>>>>>

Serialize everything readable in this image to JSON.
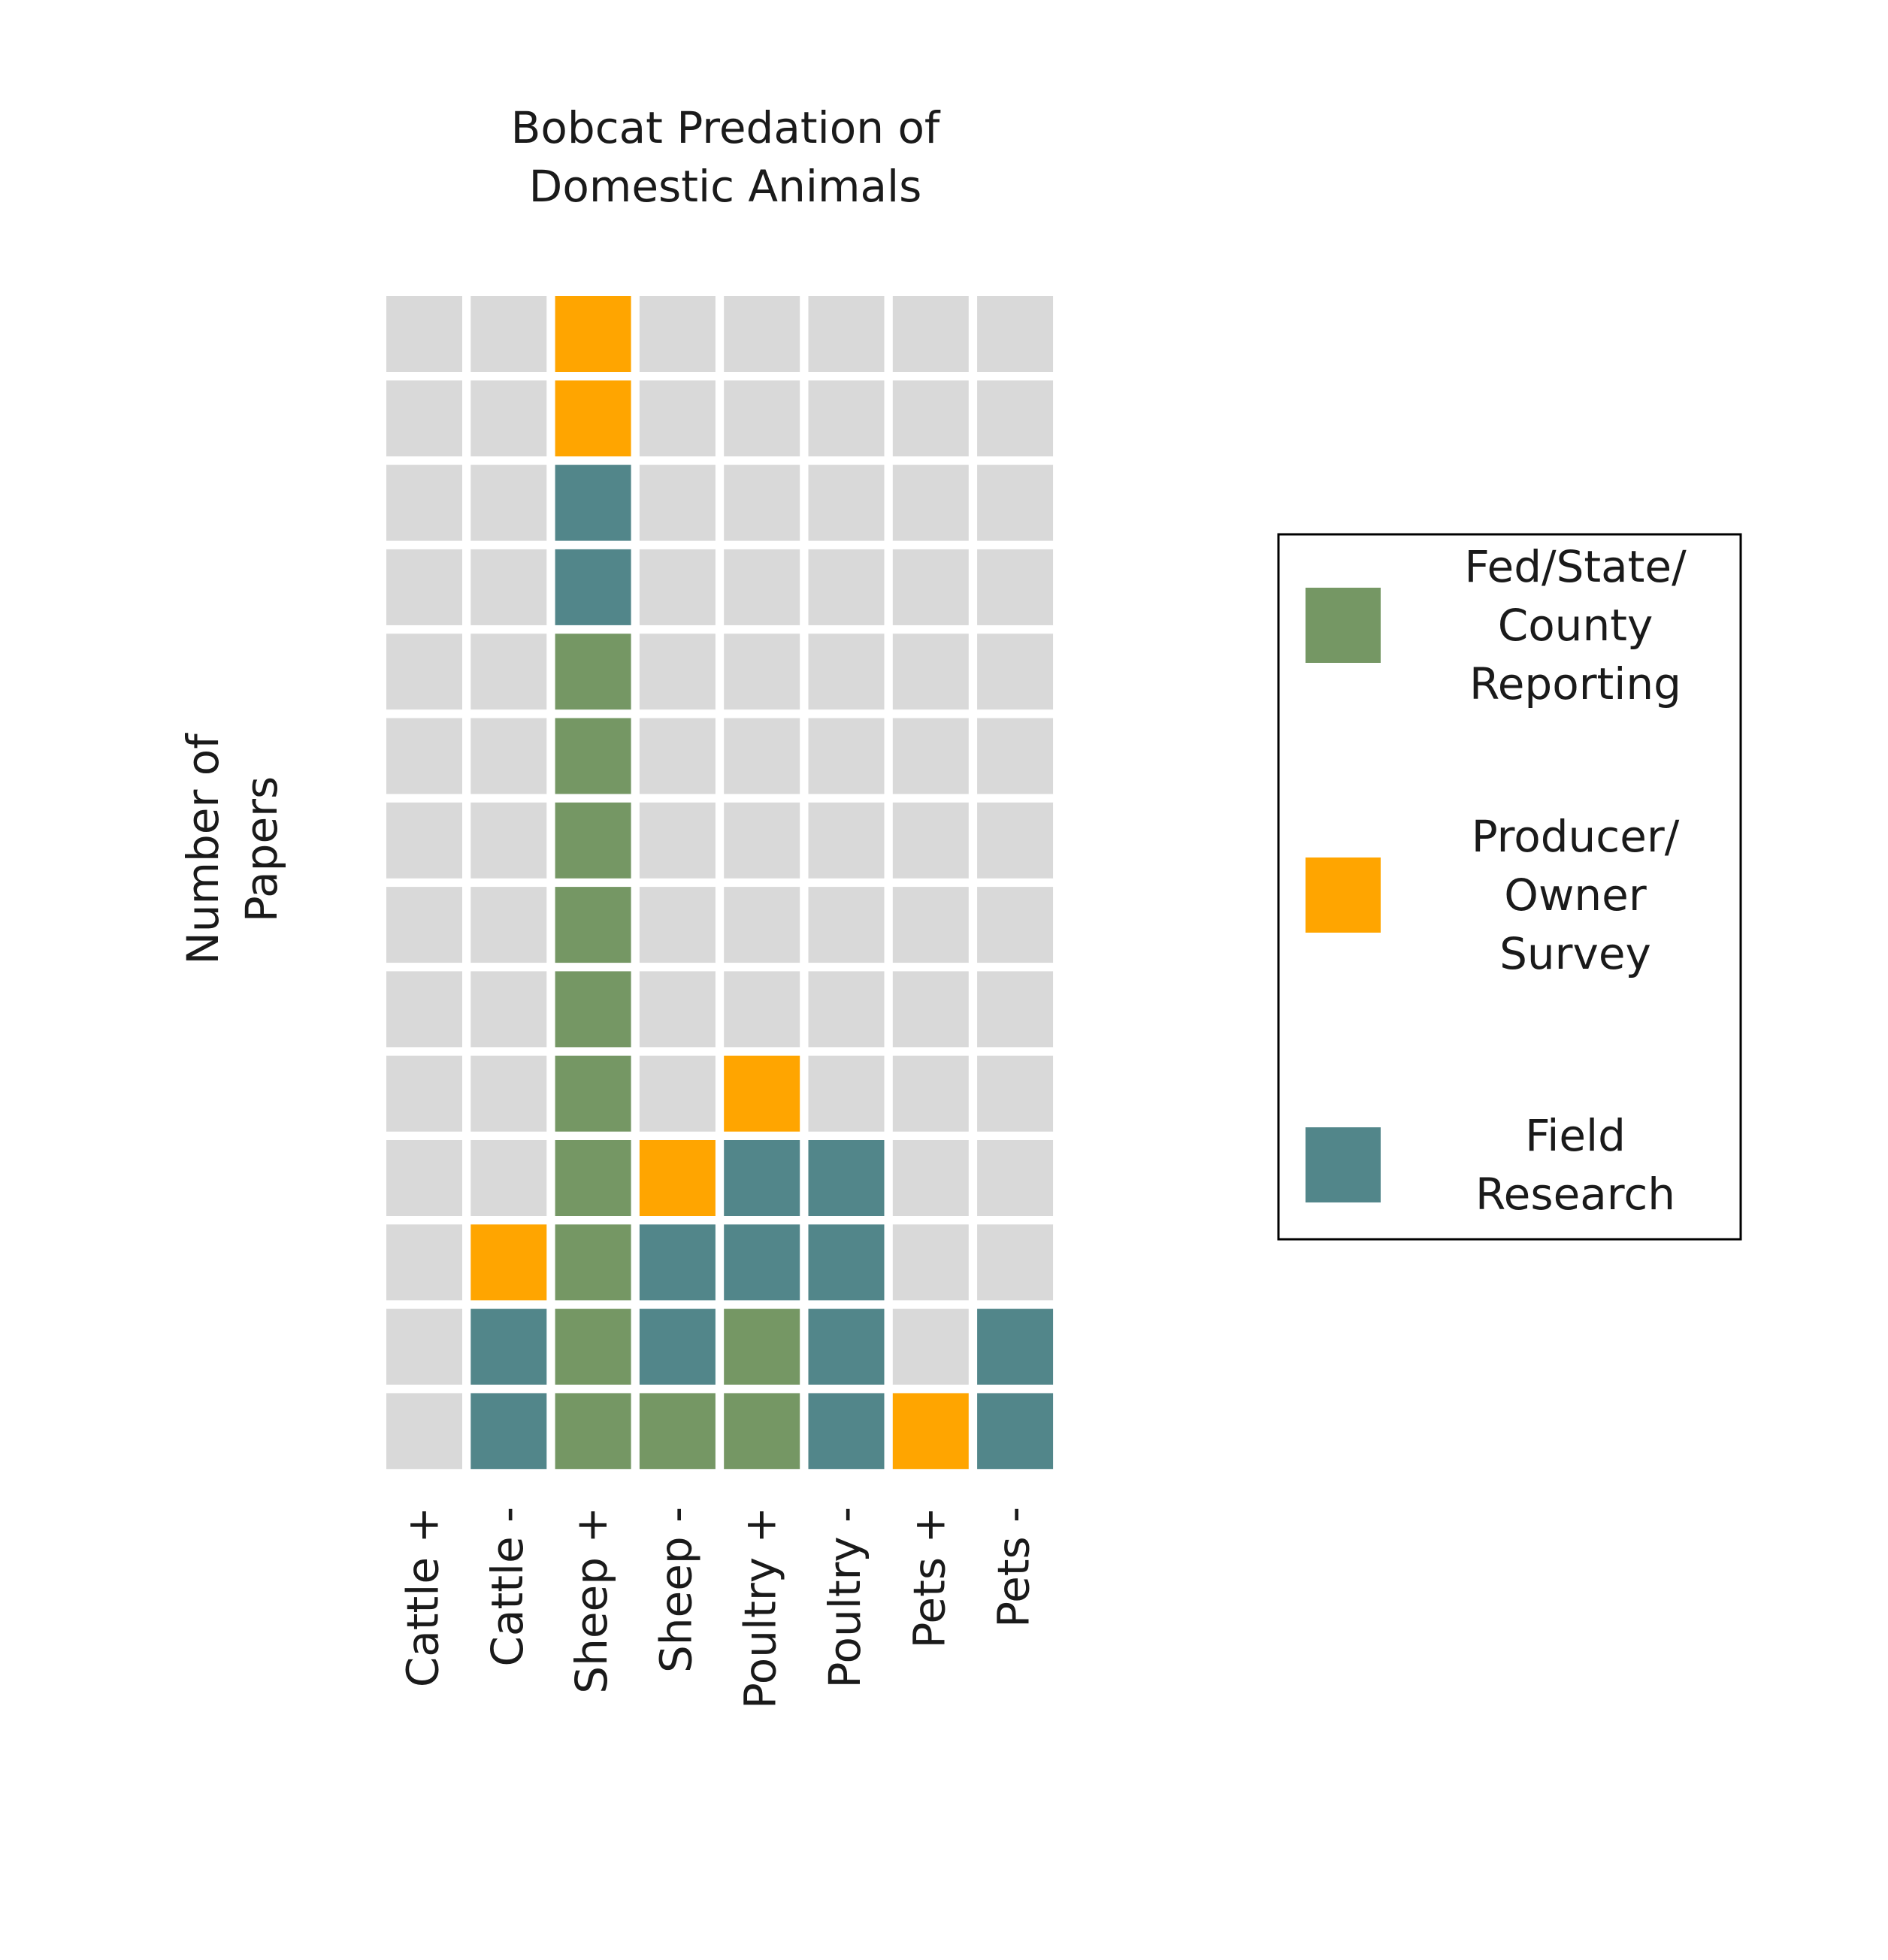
{
  "chart_data": {
    "type": "waffle",
    "title": "Bobcat Predation of Domestic Animals",
    "title_lines": [
      "Bobcat Predation of",
      "Domestic Animals"
    ],
    "ylabel": "Number of Papers",
    "ylabel_lines": [
      "Number of",
      "Papers"
    ],
    "xlabel": "",
    "categories": [
      "Cattle +",
      "Cattle -",
      "Sheep +",
      "Sheep -",
      "Poultry +",
      "Poultry -",
      "Pets +",
      "Pets -"
    ],
    "max_count": 14,
    "stack_order": [
      "Fed/State/County Reporting",
      "Field Research",
      "Producer/Owner Survey"
    ],
    "columns": [
      {
        "category": "Cattle +",
        "cells": []
      },
      {
        "category": "Cattle -",
        "cells": [
          "Field Research",
          "Field Research",
          "Producer/Owner Survey"
        ]
      },
      {
        "category": "Sheep +",
        "cells": [
          "Fed/State/County Reporting",
          "Fed/State/County Reporting",
          "Fed/State/County Reporting",
          "Fed/State/County Reporting",
          "Fed/State/County Reporting",
          "Fed/State/County Reporting",
          "Fed/State/County Reporting",
          "Fed/State/County Reporting",
          "Fed/State/County Reporting",
          "Fed/State/County Reporting",
          "Field Research",
          "Field Research",
          "Producer/Owner Survey",
          "Producer/Owner Survey"
        ]
      },
      {
        "category": "Sheep -",
        "cells": [
          "Fed/State/County Reporting",
          "Field Research",
          "Field Research",
          "Producer/Owner Survey"
        ]
      },
      {
        "category": "Poultry +",
        "cells": [
          "Fed/State/County Reporting",
          "Fed/State/County Reporting",
          "Field Research",
          "Field Research",
          "Producer/Owner Survey"
        ]
      },
      {
        "category": "Poultry -",
        "cells": [
          "Field Research",
          "Field Research",
          "Field Research",
          "Field Research"
        ]
      },
      {
        "category": "Pets +",
        "cells": [
          "Producer/Owner Survey"
        ]
      },
      {
        "category": "Pets -",
        "cells": [
          "Field Research",
          "Field Research"
        ]
      }
    ],
    "series": [
      {
        "name": "Fed/State/County Reporting",
        "label_lines": [
          "Fed/State/",
          "County",
          "Reporting"
        ],
        "color": "#759764",
        "values": [
          0,
          0,
          10,
          1,
          2,
          0,
          0,
          0
        ]
      },
      {
        "name": "Producer/Owner Survey",
        "label_lines": [
          "Producer/",
          "Owner",
          "Survey"
        ],
        "color": "#ffa500",
        "values": [
          0,
          1,
          2,
          1,
          1,
          0,
          1,
          0
        ]
      },
      {
        "name": "Field Research",
        "label_lines": [
          "Field",
          "Research"
        ],
        "color": "#52868a",
        "values": [
          0,
          2,
          2,
          2,
          2,
          4,
          0,
          2
        ]
      }
    ],
    "empty_color": "#d9d9d9",
    "legend_position": "right",
    "grid": false
  }
}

<<<<<

### Aim of the task
Locate the word "Cattle" in the records and collect each line it appears in.

### Problem solution
      "Cattle +",
      "Cattle -",
        "category": "Cattle +",
        "category": "Cattle -",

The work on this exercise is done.